▸ **SET PROBLEM**
Count the lines below that contain "안전거리미확보". Give only the number.

▸ **RECORDS SHOWN**
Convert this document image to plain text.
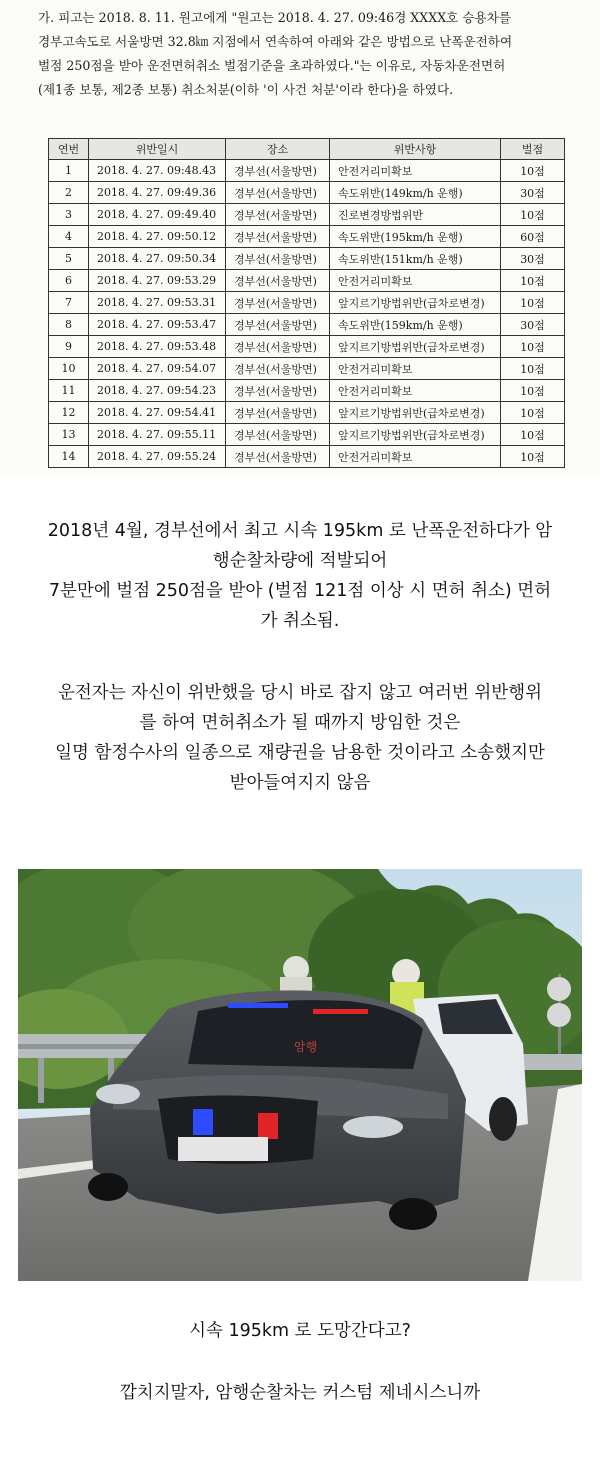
가. 피고는 2018. 8. 11. 원고에게 "원고는 2018. 4. 27. 09:46경 XXXX호 승용차를

경부고속도로 서울방면 32.8㎞ 지점에서 연속하여 아래와 같은 방법으로 난폭운전하여

벌점 250점을 받아 운전면허취소 벌점기준을 초과하였다."는 이유로, 자동차운전면허

(제1종 보통, 제2종 보통) 취소처분(이하 '이 사건 처분'이라 한다)을 하였다.

연번	위반일시	장소	위반사항	벌점
1	2018. 4. 27. 09:48.43	경부선(서울방면)	안전거리미확보	10점
2	2018. 4. 27. 09:49.36	경부선(서울방면)	속도위반(149km/h 운행)	30점
3	2018. 4. 27. 09:49.40	경부선(서울방면)	진로변경방법위반	10점
4	2018. 4. 27. 09:50.12	경부선(서울방면)	속도위반(195km/h 운행)	60점
5	2018. 4. 27. 09:50.34	경부선(서울방면)	속도위반(151km/h 운행)	30점
6	2018. 4. 27. 09:53.29	경부선(서울방면)	안전거리미확보	10점
7	2018. 4. 27. 09:53.31	경부선(서울방면)	앞지르기방법위반(급차로변경)	10점
8	2018. 4. 27. 09:53.47	경부선(서울방면)	속도위반(159km/h 운행)	30점
9	2018. 4. 27. 09:53.48	경부선(서울방면)	앞지르기방법위반(급차로변경)	10점
10	2018. 4. 27. 09:54.07	경부선(서울방면)	안전거리미확보	10점
11	2018. 4. 27. 09:54.23	경부선(서울방면)	안전거리미확보	10점
12	2018. 4. 27. 09:54.41	경부선(서울방면)	앞지르기방법위반(급차로변경)	10점
13	2018. 4. 27. 09:55.11	경부선(서울방면)	앞지르기방법위반(급차로변경)	10점
14	2018. 4. 27. 09:55.24	경부선(서울방면)	안전거리미확보	10점

2018년 4월, 경부선에서 최고 시속 195km 로 난폭운전하다가 암

행순찰차량에 적발되어

7분만에 벌점 250점을 받아 (벌점 121점 이상 시 면허 취소) 면허

가 취소됨.

운전자는 자신이 위반했을 당시 바로 잡지 않고 여러번 위반행위

를 하여 면허취소가 될 때까지 방임한 것은

일명 함정수사의 일종으로 재량권을 남용한 것이라고 소송했지만

받아들여지지 않음

암행

시속 195km 로 도망간다고?

깝치지말자, 암행순찰차는 커스텀 제네시스니까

▸ **CORRECT RESULT**
5